> **Work item**
Every line of the listing must be reproduced as it stands. Leave the images behind.

Records to process below:

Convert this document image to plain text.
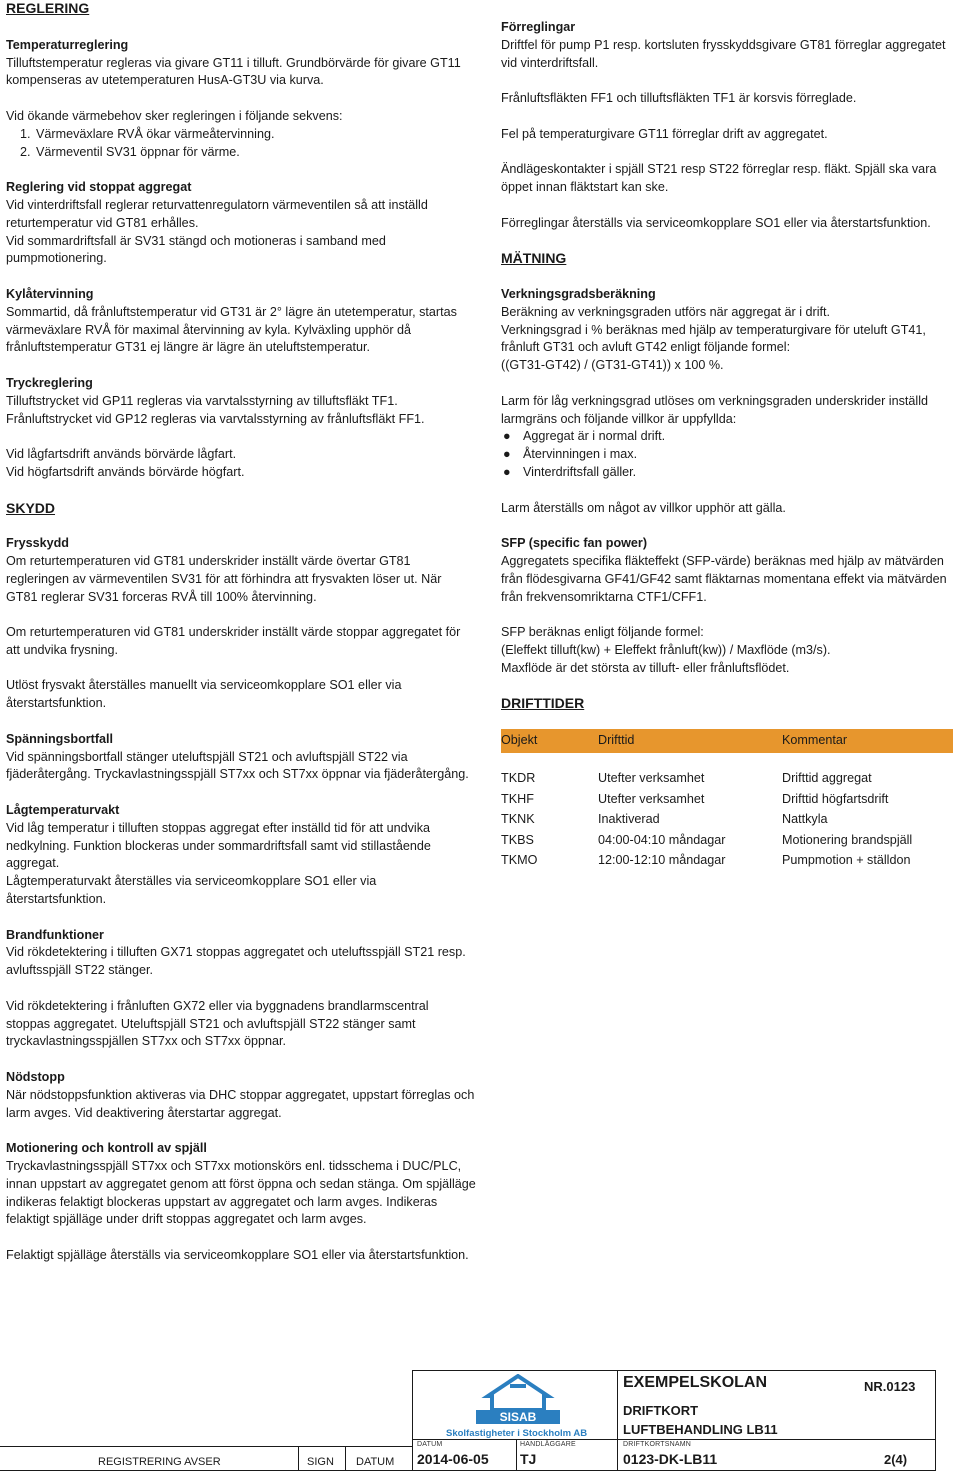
REGLERING

Temperaturreglering

Tilluftstemperatur regleras via givare GT11 i tilluft. Grundbörvärde för givare GT11 kompenseras av utetemperaturen HusA-GT3U via kurva.

Vid ökande värmebehov sker regleringen i följande sekvens:

1. Värmeväxlare RVÅ ökar värmeåtervinning.
2. Värmeventil SV31 öppnar för värme.

Reglering vid stoppat aggregat

Vid vinterdriftsfall reglerar returvattenregulatorn värmeventilen så att inställd returtemperatur vid GT81 erhålles.

Vid sommardriftsfall är SV31 stängd och motioneras i samband med pumpmotionering.

Kylåtervinning

Sommartid, då frånluftstemperatur vid GT31 är 2° lägre än utetemperatur, startas värmeväxlare RVÅ för maximal återvinning av kyla. Kylväxling upphör då frånluftstemperatur GT31 ej längre är lägre än uteluftstemperatur.

Tryckreglering

Tilluftstrycket vid GP11 regleras via varvtalsstyrning av tilluftsfläkt TF1.

Frånluftstrycket vid GP12 regleras via varvtalsstyrning av frånluftsfläkt FF1.

Vid lågfartsdrift används börvärde lågfart.

Vid högfartsdrift används börvärde högfart.

SKYDD

Frysskydd

Om returtemperaturen vid GT81 underskrider inställt värde övertar GT81 regleringen av värmeventilen SV31 för att förhindra att frysvakten löser ut. När GT81 reglerar SV31 forceras RVÅ till 100% återvinning.

Om returtemperaturen vid GT81 underskrider inställt värde stoppar aggregatet för att undvika frysning.

Utlöst frysvakt återställes manuellt via serviceomkopplare SO1 eller via återstartsfunktion.

Spänningsbortfall

Vid spänningsbortfall stänger uteluftspjäll ST21 och avluftspjäll ST22 via fjäderåtergång. Tryckavlastningsspjäll ST7xx och ST7xx öppnar via fjäderåtergång.

Lågtemperaturvakt

Vid låg temperatur i tilluften stoppas aggregat efter inställd tid för att undvika nedkylning. Funktion blockeras under sommardriftsfall samt vid stillastående aggregat.

Lågtemperaturvakt återställes via serviceomkopplare SO1 eller via återstartsfunktion.

Brandfunktioner

Vid rökdetektering i tilluften GX71 stoppas aggregatet och uteluftsspjäll ST21 resp. avluftsspjäll ST22 stänger.

Vid rökdetektering i frånluften GX72 eller via byggnadens brandlarmscentral stoppas aggregatet. Uteluftspjäll ST21 och avluftspjäll ST22 stänger samt tryckavlastningsspjällen ST7xx och ST7xx öppnar.

Nödstopp

När nödstoppsfunktion aktiveras via DHC stoppar aggregatet, uppstart förreglas och larm avges. Vid deaktivering återstartar aggregat.

Motionering och kontroll av spjäll

Tryckavlastningsspjäll ST7xx och ST7xx motionskörs enl. tidsschema i DUC/PLC, innan uppstart av aggregatet genom att först öppna och sedan stänga. Om spjälläge indikeras felaktigt blockeras uppstart av aggregatet och larm avges. Indikeras felaktigt spjälläge under drift stoppas aggregatet och larm avges.

Felaktigt spjälläge återställs via serviceomkopplare SO1 eller via återstartsfunktion.

Förreglingar

Driftfel för pump P1 resp. kortsluten frysskyddsgivare GT81 förreglar aggregatet vid vinterdriftsfall.

Frånluftsfläkten FF1 och tilluftsfläkten TF1 är korsvis förreglade.

Fel på temperaturgivare GT11 förreglar drift av aggregatet.

Ändlägeskontakter i spjäll ST21 resp ST22 förreglar resp. fläkt. Spjäll ska vara öppet innan fläktstart kan ske.

Förreglingar återställs via serviceomkopplare SO1 eller via återstartsfunktion.

MÄTNING

Verkningsgradsberäkning

Beräkning av verkningsgraden utförs när aggregat är i drift.

Verkningsgrad i % beräknas med hjälp av temperaturgivare för uteluft GT41, frånluft GT31 och avluft GT42 enligt följande formel:

((GT31-GT42) / (GT31-GT41)) x 100 %.

Larm för låg verkningsgrad utlöses om verkningsgraden underskrider inställd larmgräns och följande villkor är uppfyllda:

● Aggregat är i normal drift.
● Återvinningen i max.
● Vinterdriftsfall gäller.

Larm återställs om något av villkor upphör att gälla.

SFP (specific fan power)

Aggregatets specifika fläkteffekt (SFP-värde) beräknas med hjälp av mätvärden från flödesgivarna GF41/GF42 samt fläktarnas momentana effekt via mätvärden från frekvensomriktarna CTF1/CFF1.

SFP beräknas enligt följande formel:

(Eleffekt tilluft(kw) + Eleffekt frånluft(kw)) / Maxflöde (m3/s).

Maxflöde är det största av tilluft- eller frånluftsflödet.

DRIFTTIDER

Objekt	Drifttid	Kommentar

TKDR	Utefter verksamhet	Drifttid aggregat
TKHF	Utefter verksamhet	Drifttid högfartsdrift
TKNK	Inaktiverad	Nattkyla
TKBS	04:00-04:10 måndagar	Motionering brandspjäll
TKMO	12:00-12:10 måndagar	Pumpmotion + ställdon
SISAB
Skolfastigheter i Stockholm AB
EXEMPELSKOLAN	NR.0123
DRIFTKORT
LUFTBEHANDLING LB11
DATUM	HANDLÄGGARE	DRIFTKORTSNAMN
2014-06-05 TJ	0123-DK-LB11	2(4)
REGISTRERING AVSER	SIGN DATUM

End of Records to process.

> **Exercise result**
Convert this document image to plain text.
REGLERING

Temperaturreglering

Tilluftstemperatur regleras via givare GT11 i tilluft. Grundbörvärde för givare GT11 kompenseras av utetemperaturen HusA-GT3U via kurva.

Vid ökande värmebehov sker regleringen i följande sekvens:

1. Värmeväxlare RVÅ ökar värmeåtervinning.
2. Värmeventil SV31 öppnar för värme.

Reglering vid stoppat aggregat

Vid vinterdriftsfall reglerar returvattenregulatorn värmeventilen så att inställd returtemperatur vid GT81 erhålles.

Vid sommardriftsfall är SV31 stängd och motioneras i samband med pumpmotionering.

Kylåtervinning

Sommartid, då frånluftstemperatur vid GT31 är 2° lägre än utetemperatur, startas värmeväxlare RVÅ för maximal återvinning av kyla. Kylväxling upphör då frånluftstemperatur GT31 ej längre är lägre än uteluftstemperatur.

Tryckreglering

Tilluftstrycket vid GP11 regleras via varvtalsstyrning av tilluftsfläkt TF1.

Frånluftstrycket vid GP12 regleras via varvtalsstyrning av frånluftsfläkt FF1.

Vid lågfartsdrift används börvärde lågfart.

Vid högfartsdrift används börvärde högfart.

SKYDD

Frysskydd

Om returtemperaturen vid GT81 underskrider inställt värde övertar GT81 regleringen av värmeventilen SV31 för att förhindra att frysvakten löser ut. När GT81 reglerar SV31 forceras RVÅ till 100% återvinning.

Om returtemperaturen vid GT81 underskrider inställt värde stoppar aggregatet för att undvika frysning.

Utlöst frysvakt återställes manuellt via serviceomkopplare SO1 eller via återstartsfunktion.

Spänningsbortfall

Vid spänningsbortfall stänger uteluftspjäll ST21 och avluftspjäll ST22 via fjäderåtergång. Tryckavlastningsspjäll ST7xx och ST7xx öppnar via fjäderåtergång.

Lågtemperaturvakt

Vid låg temperatur i tilluften stoppas aggregat efter inställd tid för att undvika nedkylning. Funktion blockeras under sommardriftsfall samt vid stillastående aggregat.

Lågtemperaturvakt återställes via serviceomkopplare SO1 eller via återstartsfunktion.

Brandfunktioner

Vid rökdetektering i tilluften GX71 stoppas aggregatet och uteluftsspjäll ST21 resp. avluftsspjäll ST22 stänger.

Vid rökdetektering i frånluften GX72 eller via byggnadens brandlarmscentral stoppas aggregatet. Uteluftspjäll ST21 och avluftspjäll ST22 stänger samt tryckavlastningsspjällen ST7xx och ST7xx öppnar.

Nödstopp

När nödstoppsfunktion aktiveras via DHC stoppar aggregatet, uppstart förreglas och larm avges. Vid deaktivering återstartar aggregat.

Motionering och kontroll av spjäll

Tryckavlastningsspjäll ST7xx och ST7xx motionskörs enl. tidsschema i DUC/PLC, innan uppstart av aggregatet genom att först öppna och sedan stänga. Om spjälläge indikeras felaktigt blockeras uppstart av aggregatet och larm avges. Indikeras felaktigt spjälläge under drift stoppas aggregatet och larm avges.

Felaktigt spjälläge återställs via serviceomkopplare SO1 eller via återstartsfunktion.

Förreglingar

Driftfel för pump P1 resp. kortsluten frysskyddsgivare GT81 förreglar aggregatet vid vinterdriftsfall.

Frånluftsfläkten FF1 och tilluftsfläkten TF1 är korsvis förreglade.

Fel på temperaturgivare GT11 förreglar drift av aggregatet.

Ändlägeskontakter i spjäll ST21 resp ST22 förreglar resp. fläkt. Spjäll ska vara öppet innan fläktstart kan ske.

Förreglingar återställs via serviceomkopplare SO1 eller via återstartsfunktion.

MÄTNING

Verkningsgradsberäkning

Beräkning av verkningsgraden utförs när aggregat är i drift.

Verkningsgrad i % beräknas med hjälp av temperaturgivare för uteluft GT41, frånluft GT31 och avluft GT42 enligt följande formel:

((GT31-GT42) / (GT31-GT41)) x 100 %.

Larm för låg verkningsgrad utlöses om verkningsgraden underskrider inställd larmgräns och följande villkor är uppfyllda:

● Aggregat är i normal drift.
● Återvinningen i max.
● Vinterdriftsfall gäller.

Larm återställs om något av villkor upphör att gälla.

SFP (specific fan power)

Aggregatets specifika fläkteffekt (SFP-värde) beräknas med hjälp av mätvärden från flödesgivarna GF41/GF42 samt fläktarnas momentana effekt via mätvärden från frekvensomriktarna CTF1/CFF1.

SFP beräknas enligt följande formel:

(Eleffekt tilluft(kw) + Eleffekt frånluft(kw)) / Maxflöde (m3/s).

Maxflöde är det största av tilluft- eller frånluftsflödet.

DRIFTTIDER

Objekt	Drifttid	Kommentar

TKDR	Utefter verksamhet	Drifttid aggregat
TKHF	Utefter verksamhet	Drifttid högfartsdrift
TKNK	Inaktiverad	Nattkyla
TKBS	04:00-04:10 måndagar	Motionering brandspjäll
TKMO	12:00-12:10 måndagar	Pumpmotion + ställdon
SISAB
Skolfastigheter i Stockholm AB
EXEMPELSKOLAN	NR.0123
DRIFTKORT
LUFTBEHANDLING LB11
DATUM	HANDLÄGGARE	DRIFTKORTSNAMN
2014-06-05 TJ	0123-DK-LB11	2(4)
REGISTRERING AVSER	SIGN DATUM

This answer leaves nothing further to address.